Layout element annotations:
- - -

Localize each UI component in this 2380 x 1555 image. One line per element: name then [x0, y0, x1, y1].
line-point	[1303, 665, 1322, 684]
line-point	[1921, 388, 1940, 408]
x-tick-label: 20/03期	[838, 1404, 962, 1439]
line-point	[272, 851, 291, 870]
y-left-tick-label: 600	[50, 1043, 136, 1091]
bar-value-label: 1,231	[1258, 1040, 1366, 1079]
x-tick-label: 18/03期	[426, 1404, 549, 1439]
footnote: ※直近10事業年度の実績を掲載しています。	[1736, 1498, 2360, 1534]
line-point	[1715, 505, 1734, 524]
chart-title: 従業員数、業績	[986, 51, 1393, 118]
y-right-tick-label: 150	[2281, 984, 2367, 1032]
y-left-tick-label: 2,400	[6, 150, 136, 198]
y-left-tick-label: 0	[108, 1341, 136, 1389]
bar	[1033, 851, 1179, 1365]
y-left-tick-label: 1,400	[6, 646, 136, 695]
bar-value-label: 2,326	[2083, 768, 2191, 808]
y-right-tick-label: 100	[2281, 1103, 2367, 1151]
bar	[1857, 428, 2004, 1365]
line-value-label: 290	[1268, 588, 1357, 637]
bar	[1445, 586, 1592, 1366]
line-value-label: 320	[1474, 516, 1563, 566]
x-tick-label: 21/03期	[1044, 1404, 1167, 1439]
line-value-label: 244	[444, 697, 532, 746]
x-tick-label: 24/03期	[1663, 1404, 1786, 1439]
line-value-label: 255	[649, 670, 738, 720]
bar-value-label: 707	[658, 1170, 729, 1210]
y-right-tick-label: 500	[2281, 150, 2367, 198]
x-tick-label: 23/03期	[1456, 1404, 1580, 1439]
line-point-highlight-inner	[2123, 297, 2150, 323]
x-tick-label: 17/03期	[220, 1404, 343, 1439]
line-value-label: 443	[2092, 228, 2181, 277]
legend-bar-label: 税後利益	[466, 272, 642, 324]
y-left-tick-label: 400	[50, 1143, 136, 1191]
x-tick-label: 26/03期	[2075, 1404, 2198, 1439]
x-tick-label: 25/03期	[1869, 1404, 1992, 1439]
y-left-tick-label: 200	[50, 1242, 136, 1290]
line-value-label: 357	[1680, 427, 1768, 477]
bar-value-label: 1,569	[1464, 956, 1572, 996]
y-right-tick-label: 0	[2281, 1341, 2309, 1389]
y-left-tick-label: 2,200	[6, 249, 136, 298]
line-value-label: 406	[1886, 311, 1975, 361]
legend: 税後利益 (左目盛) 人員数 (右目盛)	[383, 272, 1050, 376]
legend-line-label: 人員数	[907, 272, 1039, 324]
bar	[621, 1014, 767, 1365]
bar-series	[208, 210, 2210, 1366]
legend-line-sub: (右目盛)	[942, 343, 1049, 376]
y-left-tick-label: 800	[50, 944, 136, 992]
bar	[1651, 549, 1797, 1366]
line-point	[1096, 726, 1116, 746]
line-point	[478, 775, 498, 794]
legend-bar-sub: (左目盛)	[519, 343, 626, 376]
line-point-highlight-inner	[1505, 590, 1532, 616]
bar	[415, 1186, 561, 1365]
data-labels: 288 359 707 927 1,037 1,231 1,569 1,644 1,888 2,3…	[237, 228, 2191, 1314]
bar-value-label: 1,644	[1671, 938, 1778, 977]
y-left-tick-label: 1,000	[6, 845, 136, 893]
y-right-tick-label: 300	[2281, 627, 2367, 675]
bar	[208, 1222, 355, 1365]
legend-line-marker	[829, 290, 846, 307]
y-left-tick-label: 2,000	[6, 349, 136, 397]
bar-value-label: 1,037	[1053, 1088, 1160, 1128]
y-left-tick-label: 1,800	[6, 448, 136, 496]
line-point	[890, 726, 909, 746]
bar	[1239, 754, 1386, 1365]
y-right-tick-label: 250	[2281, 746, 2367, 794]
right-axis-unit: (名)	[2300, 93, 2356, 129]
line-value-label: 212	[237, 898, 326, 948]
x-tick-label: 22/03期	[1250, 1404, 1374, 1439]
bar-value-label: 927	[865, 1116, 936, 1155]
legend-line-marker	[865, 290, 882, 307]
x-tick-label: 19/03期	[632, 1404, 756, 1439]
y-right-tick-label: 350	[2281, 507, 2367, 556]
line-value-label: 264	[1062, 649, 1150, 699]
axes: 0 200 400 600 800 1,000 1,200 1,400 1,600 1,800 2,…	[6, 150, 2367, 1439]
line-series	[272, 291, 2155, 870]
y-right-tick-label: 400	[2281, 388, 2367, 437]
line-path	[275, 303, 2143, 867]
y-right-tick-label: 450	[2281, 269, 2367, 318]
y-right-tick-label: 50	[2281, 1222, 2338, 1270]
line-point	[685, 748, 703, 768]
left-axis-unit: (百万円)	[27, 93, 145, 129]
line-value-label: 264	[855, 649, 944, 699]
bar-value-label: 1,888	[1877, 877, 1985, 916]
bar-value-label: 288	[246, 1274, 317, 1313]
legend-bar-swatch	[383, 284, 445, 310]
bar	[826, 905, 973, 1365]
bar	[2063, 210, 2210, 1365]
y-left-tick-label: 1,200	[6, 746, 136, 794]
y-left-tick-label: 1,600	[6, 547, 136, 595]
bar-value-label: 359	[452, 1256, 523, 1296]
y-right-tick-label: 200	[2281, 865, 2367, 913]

- - -

Requirements:
Repeat each line of the material above, word for word.

Output for this task:
Localize each UI component in this 2380 x 1555 image. One line per element: name then [x0, y0, x1, y1].
line-point	[1303, 665, 1322, 684]
line-point	[1921, 388, 1940, 408]
x-tick-label: 20/03期	[838, 1404, 962, 1439]
line-point	[272, 851, 291, 870]
y-left-tick-label: 600	[50, 1043, 136, 1091]
bar-value-label: 1,231	[1258, 1040, 1366, 1079]
x-tick-label: 18/03期	[426, 1404, 549, 1439]
footnote: ※直近10事業年度の実績を掲載しています。	[1736, 1498, 2360, 1534]
line-point	[1715, 505, 1734, 524]
chart-title: 従業員数、業績	[986, 51, 1393, 118]
y-right-tick-label: 150	[2281, 984, 2367, 1032]
y-left-tick-label: 2,400	[6, 150, 136, 198]
y-left-tick-label: 0	[108, 1341, 136, 1389]
bar	[1033, 851, 1179, 1365]
y-left-tick-label: 1,400	[6, 646, 136, 695]
bar-value-label: 2,326	[2083, 768, 2191, 808]
y-right-tick-label: 100	[2281, 1103, 2367, 1151]
bar	[1857, 428, 2004, 1365]
line-value-label: 290	[1268, 588, 1357, 637]
bar	[1445, 586, 1592, 1366]
line-value-label: 320	[1474, 516, 1563, 566]
x-tick-label: 21/03期	[1044, 1404, 1167, 1439]
line-value-label: 244	[444, 697, 532, 746]
x-tick-label: 24/03期	[1663, 1404, 1786, 1439]
line-value-label: 255	[649, 670, 738, 720]
bar-value-label: 707	[658, 1170, 729, 1210]
y-right-tick-label: 500	[2281, 150, 2367, 198]
x-tick-label: 23/03期	[1456, 1404, 1580, 1439]
line-point-highlight-inner	[2123, 297, 2150, 323]
x-tick-label: 17/03期	[220, 1404, 343, 1439]
line-value-label: 443	[2092, 228, 2181, 277]
legend-bar-label: 税後利益	[466, 272, 642, 324]
y-left-tick-label: 400	[50, 1143, 136, 1191]
x-tick-label: 26/03期	[2075, 1404, 2198, 1439]
x-tick-label: 25/03期	[1869, 1404, 1992, 1439]
y-left-tick-label: 200	[50, 1242, 136, 1290]
line-value-label: 357	[1680, 427, 1768, 477]
bar-value-label: 1,569	[1464, 956, 1572, 996]
y-right-tick-label: 0	[2281, 1341, 2309, 1389]
y-left-tick-label: 2,200	[6, 249, 136, 298]
line-value-label: 406	[1886, 311, 1975, 361]
legend: 税後利益 (左目盛) 人員数 (右目盛)	[383, 272, 1050, 376]
legend-line-label: 人員数	[907, 272, 1039, 324]
bar	[621, 1014, 767, 1365]
bar-series	[208, 210, 2210, 1366]
legend-line-sub: (右目盛)	[942, 343, 1049, 376]
y-left-tick-label: 800	[50, 944, 136, 992]
bar	[1651, 549, 1797, 1366]
line-point	[1096, 726, 1116, 746]
line-point	[478, 775, 498, 794]
legend-bar-sub: (左目盛)	[519, 343, 626, 376]
line-point-highlight-inner	[1505, 590, 1532, 616]
bar	[415, 1186, 561, 1365]
data-labels: 288 359 707 927 1,037 1,231 1,569 1,644 1,888 2,3…	[237, 228, 2191, 1314]
bar-value-label: 1,644	[1671, 938, 1778, 977]
y-left-tick-label: 1,000	[6, 845, 136, 893]
y-right-tick-label: 300	[2281, 627, 2367, 675]
bar	[208, 1222, 355, 1365]
legend-line-marker	[829, 290, 846, 307]
y-left-tick-label: 2,000	[6, 349, 136, 397]
bar-value-label: 1,037	[1053, 1088, 1160, 1128]
y-left-tick-label: 1,800	[6, 448, 136, 496]
line-point	[890, 726, 909, 746]
bar	[1239, 754, 1386, 1365]
y-right-tick-label: 250	[2281, 746, 2367, 794]
right-axis-unit: (名)	[2300, 93, 2356, 129]
line-value-label: 212	[237, 898, 326, 948]
x-tick-label: 22/03期	[1250, 1404, 1374, 1439]
bar-value-label: 927	[865, 1116, 936, 1155]
legend-line-marker	[865, 290, 882, 307]
x-tick-label: 19/03期	[632, 1404, 756, 1439]
y-right-tick-label: 350	[2281, 507, 2367, 556]
line-value-label: 264	[1062, 649, 1150, 699]
axes: 0 200 400 600 800 1,000 1,200 1,400 1,600 1,800 2,…	[6, 150, 2367, 1439]
line-series	[272, 291, 2155, 870]
y-right-tick-label: 400	[2281, 388, 2367, 437]
line-path	[275, 303, 2143, 867]
y-right-tick-label: 450	[2281, 269, 2367, 318]
y-right-tick-label: 50	[2281, 1222, 2338, 1270]
line-point	[685, 748, 703, 768]
left-axis-unit: (百万円)	[27, 93, 145, 129]
line-value-label: 264	[855, 649, 944, 699]
bar-value-label: 1,888	[1877, 877, 1985, 916]
bar-value-label: 288	[246, 1274, 317, 1313]
legend-bar-swatch	[383, 284, 445, 310]
bar	[826, 905, 973, 1365]
bar	[2063, 210, 2210, 1365]
y-left-tick-label: 1,200	[6, 746, 136, 794]
y-left-tick-label: 1,600	[6, 547, 136, 595]
bar-value-label: 359	[452, 1256, 523, 1296]
y-right-tick-label: 200	[2281, 865, 2367, 913]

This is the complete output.